# Exercise aim
Pull each line containing "pracy" out of the data and copy it.

# Listing
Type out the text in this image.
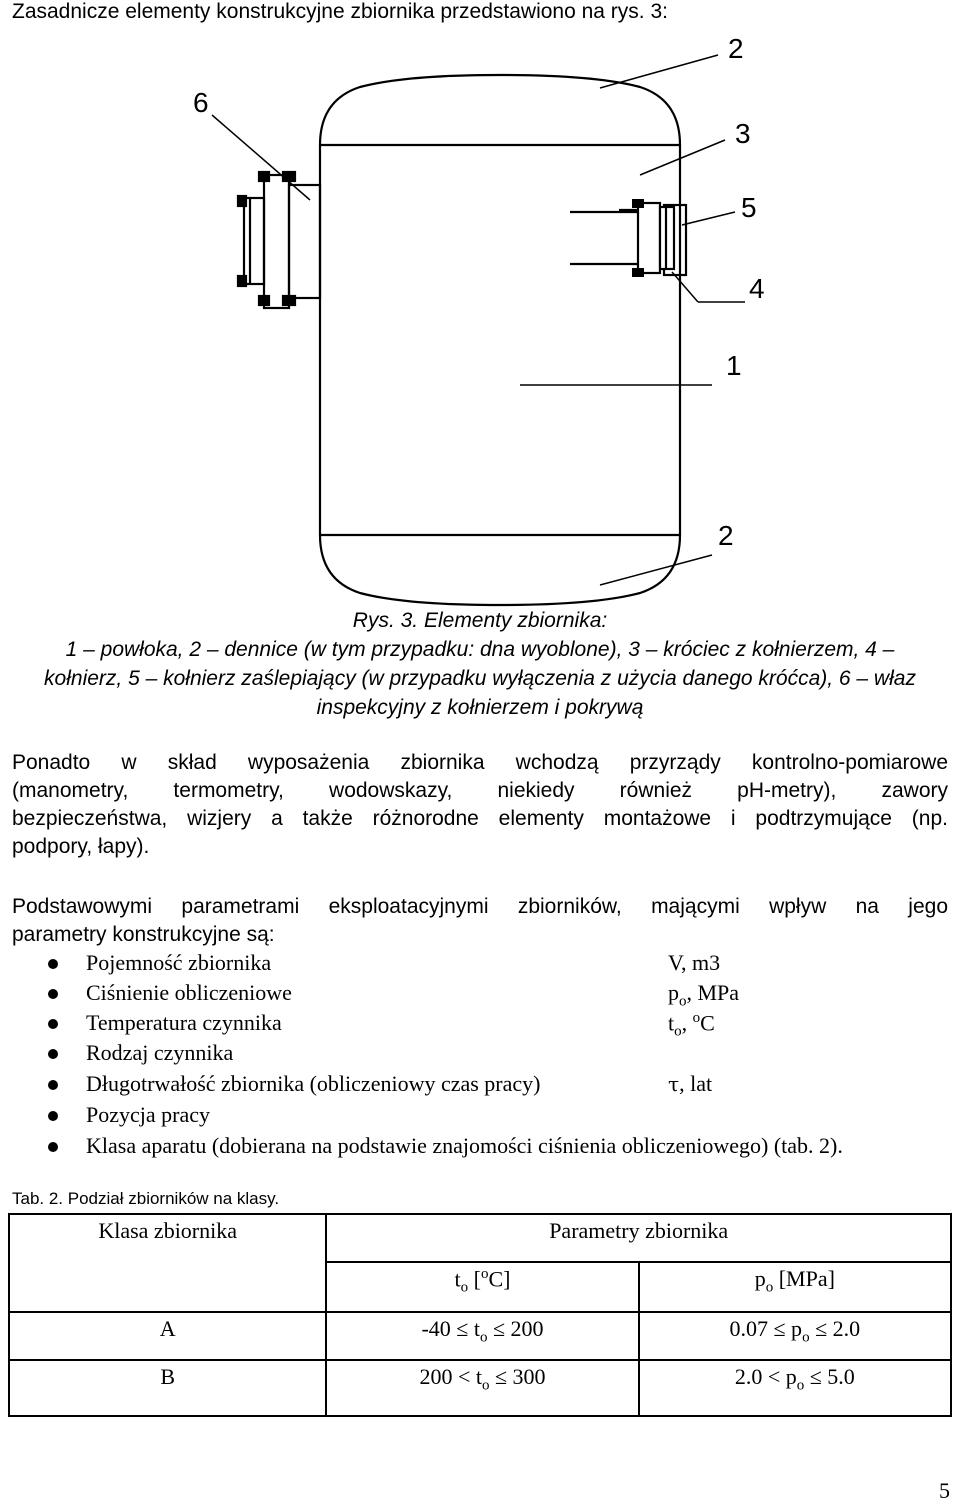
Zasadnicze elementy konstrukcyjne zbiornika przedstawiono na rys. 3:
6
2
3
5
4
1
2
Rys. 3. Elementy zbiornika:
1 – powłoka, 2 – dennice (w tym przypadku: dna wyoblone), 3 – króciec z kołnierzem, 4 –
kołnierz, 5 – kołnierz zaślepiający (w przypadku wyłączenia z użycia danego króćca), 6 – właz
inspekcyjny z kołnierzem i pokrywą
Ponadto w skład wyposażenia zbiornika wchodzą przyrządy kontrolno-pomiarowe
(manometry, termometry, wodowskazy, niekiedy również pH-metry), zawory
bezpieczeństwa, wizjery a także różnorodne elementy montażowe i podtrzymujące (np.
podpory, łapy).
Podstawowymi parametrami eksploatacyjnymi zbiorników, mającymi wpływ na jego
parametry konstrukcyjne są:
Pojemność zbiornika	V, m3
Ciśnienie obliczeniowe	$p_o$, MPa
Temperatura czynnika	$t_o$, $^o$C
Rodzaj czynnika
Długotrwałość zbiornika (obliczeniowy czas pracy)	τ, lat
Pozycja pracy
Klasa aparatu (dobierana na podstawie znajomości ciśnienia obliczeniowego) (tab. 2).
Tab. 2. Podział zbiorników na klasy.
Klasa zbiornika	Parametry zbiornika	
	$t_o$ [$^o$C]	$p_o$ [MPa]
A	$-40 \le t_o \le 200$	$0.07 \le p_o \le 2.0$
B	$200 < t_o \le 300$	$2.0 < p_o \le 5.0$
5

# Output
Długotrwałość zbiornika (obliczeniowy czas pracy)	τ, lat
Pozycja pracy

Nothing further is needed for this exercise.